WHAT NEEDS TO BE DONE: Take the material below and write it all out again exactly.

--- Start of RECORDS PROVIDED ---

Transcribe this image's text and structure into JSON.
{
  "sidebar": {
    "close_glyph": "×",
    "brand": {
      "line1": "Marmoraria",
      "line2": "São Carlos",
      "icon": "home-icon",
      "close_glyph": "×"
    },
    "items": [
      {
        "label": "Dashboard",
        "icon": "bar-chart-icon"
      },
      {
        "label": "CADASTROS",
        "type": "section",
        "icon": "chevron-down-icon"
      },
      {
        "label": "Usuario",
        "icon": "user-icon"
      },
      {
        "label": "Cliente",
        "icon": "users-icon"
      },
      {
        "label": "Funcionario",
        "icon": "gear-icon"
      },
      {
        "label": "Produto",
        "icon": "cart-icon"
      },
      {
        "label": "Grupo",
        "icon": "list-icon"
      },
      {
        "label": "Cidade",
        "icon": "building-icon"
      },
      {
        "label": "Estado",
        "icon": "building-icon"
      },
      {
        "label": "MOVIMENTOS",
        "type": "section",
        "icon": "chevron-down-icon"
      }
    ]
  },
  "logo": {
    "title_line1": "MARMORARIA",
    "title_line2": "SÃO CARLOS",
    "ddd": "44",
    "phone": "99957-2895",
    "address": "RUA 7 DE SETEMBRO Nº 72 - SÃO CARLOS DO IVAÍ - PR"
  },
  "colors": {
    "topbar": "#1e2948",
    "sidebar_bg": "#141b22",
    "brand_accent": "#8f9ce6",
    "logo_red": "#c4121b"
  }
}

--- End of RECORDS PROVIDED ---

TASK SOLUTION:
Transcribe this image's text and structure into JSON.
{
  "sidebar": {
    "close_glyph": "×",
    "brand": {
      "line1": "Marmoraria",
      "line2": "São Carlos",
      "icon": "home-icon",
      "close_glyph": "×"
    },
    "items": [
      {
        "label": "Dashboard",
        "icon": "bar-chart-icon"
      },
      {
        "label": "CADASTROS",
        "type": "section",
        "icon": "chevron-down-icon"
      },
      {
        "label": "Usuario",
        "icon": "user-icon"
      },
      {
        "label": "Cliente",
        "icon": "users-icon"
      },
      {
        "label": "Funcionario",
        "icon": "gear-icon"
      },
      {
        "label": "Produto",
        "icon": "cart-icon"
      },
      {
        "label": "Grupo",
        "icon": "list-icon"
      },
      {
        "label": "Cidade",
        "icon": "building-icon"
      },
      {
        "label": "Estado",
        "icon": "building-icon"
      },
      {
        "label": "MOVIMENTOS",
        "type": "section",
        "icon": "chevron-down-icon"
      }
    ]
  },
  "logo": {
    "title_line1": "MARMORARIA",
    "title_line2": "SÃO CARLOS",
    "ddd": "44",
    "phone": "99957-2895",
    "address": "RUA 7 DE SETEMBRO Nº 72 - SÃO CARLOS DO IVAÍ - PR"
  },
  "colors": {
    "topbar": "#1e2948",
    "sidebar_bg": "#141b22",
    "brand_accent": "#8f9ce6",
    "logo_red": "#c4121b"
  }
}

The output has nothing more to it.